Return all entries word for word, but drop any images.

::::::::::

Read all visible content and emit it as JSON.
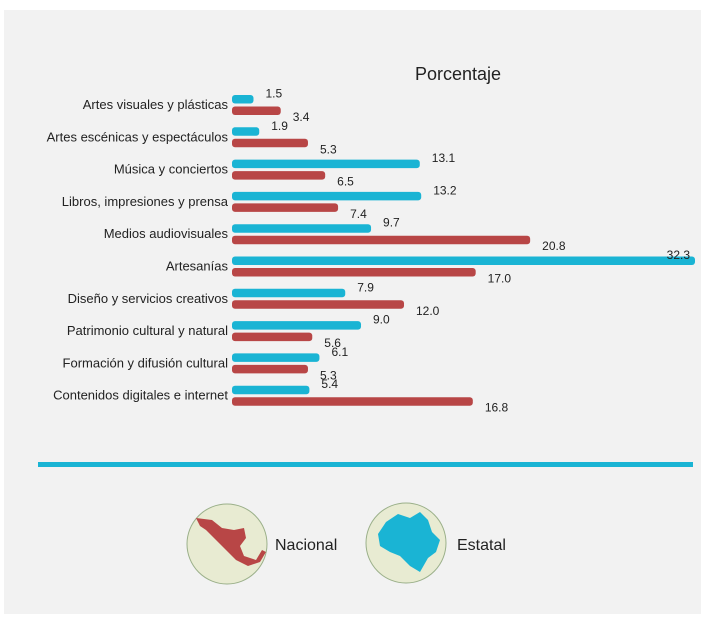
{
  "chart_data": {
    "type": "bar",
    "title": "Porcentaje",
    "orientation": "horizontal",
    "categories": [
      "Artes visuales y plásticas",
      "Artes escénicas y espectáculos",
      "Música y conciertos",
      "Libros, impresiones y prensa",
      "Medios audiovisuales",
      "Artesanías",
      "Diseño y servicios creativos",
      "Patrimonio cultural y natural",
      "Formación y difusión cultural",
      "Contenidos digitales e internet"
    ],
    "series": [
      {
        "name": "Estatal",
        "color": "#1ab4d4",
        "values": [
          1.5,
          1.9,
          13.1,
          13.2,
          9.7,
          32.3,
          7.9,
          9.0,
          6.1,
          5.4
        ],
        "labels": [
          "1.5",
          "1.9",
          "13.1",
          "13.2",
          "9.7",
          "32.3",
          "7.9",
          "9.0",
          "6.1",
          "5.4"
        ]
      },
      {
        "name": "Nacional",
        "color": "#b84646",
        "values": [
          3.4,
          5.3,
          6.5,
          7.4,
          20.8,
          17.0,
          12.0,
          5.6,
          5.3,
          16.8
        ],
        "labels": [
          "3.4",
          "5.3",
          "6.5",
          "7.4",
          "20.8",
          "17.0",
          "12.0",
          "5.6",
          "5.3",
          "16.8"
        ]
      }
    ],
    "xlim": [
      0,
      32.3
    ],
    "grid": false,
    "legend_position": "bottom"
  },
  "legend": {
    "nacional": {
      "label": "Nacional",
      "icon": "mexico-map-icon",
      "color": "#b84646"
    },
    "estatal": {
      "label": "Estatal",
      "icon": "state-map-icon",
      "color": "#1ab4d4"
    }
  },
  "colors": {
    "background": "#f2f2f2",
    "divider": "#1ab4d4",
    "icon_circle": "#e8ebd2"
  }
}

::::::::::

#### Output:
Read all visible content and emit it as JSON.
{
  "chart_data": {
    "type": "bar",
    "title": "Porcentaje",
    "orientation": "horizontal",
    "categories": [
      "Artes visuales y plásticas",
      "Artes escénicas y espectáculos",
      "Música y conciertos",
      "Libros, impresiones y prensa",
      "Medios audiovisuales",
      "Artesanías",
      "Diseño y servicios creativos",
      "Patrimonio cultural y natural",
      "Formación y difusión cultural",
      "Contenidos digitales e internet"
    ],
    "series": [
      {
        "name": "Estatal",
        "color": "#1ab4d4",
        "values": [
          1.5,
          1.9,
          13.1,
          13.2,
          9.7,
          32.3,
          7.9,
          9.0,
          6.1,
          5.4
        ],
        "labels": [
          "1.5",
          "1.9",
          "13.1",
          "13.2",
          "9.7",
          "32.3",
          "7.9",
          "9.0",
          "6.1",
          "5.4"
        ]
      },
      {
        "name": "Nacional",
        "color": "#b84646",
        "values": [
          3.4,
          5.3,
          6.5,
          7.4,
          20.8,
          17.0,
          12.0,
          5.6,
          5.3,
          16.8
        ],
        "labels": [
          "3.4",
          "5.3",
          "6.5",
          "7.4",
          "20.8",
          "17.0",
          "12.0",
          "5.6",
          "5.3",
          "16.8"
        ]
      }
    ],
    "xlim": [
      0,
      32.3
    ],
    "grid": false,
    "legend_position": "bottom"
  },
  "legend": {
    "nacional": {
      "label": "Nacional",
      "icon": "mexico-map-icon",
      "color": "#b84646"
    },
    "estatal": {
      "label": "Estatal",
      "icon": "state-map-icon",
      "color": "#1ab4d4"
    }
  },
  "colors": {
    "background": "#f2f2f2",
    "divider": "#1ab4d4",
    "icon_circle": "#e8ebd2"
  }
}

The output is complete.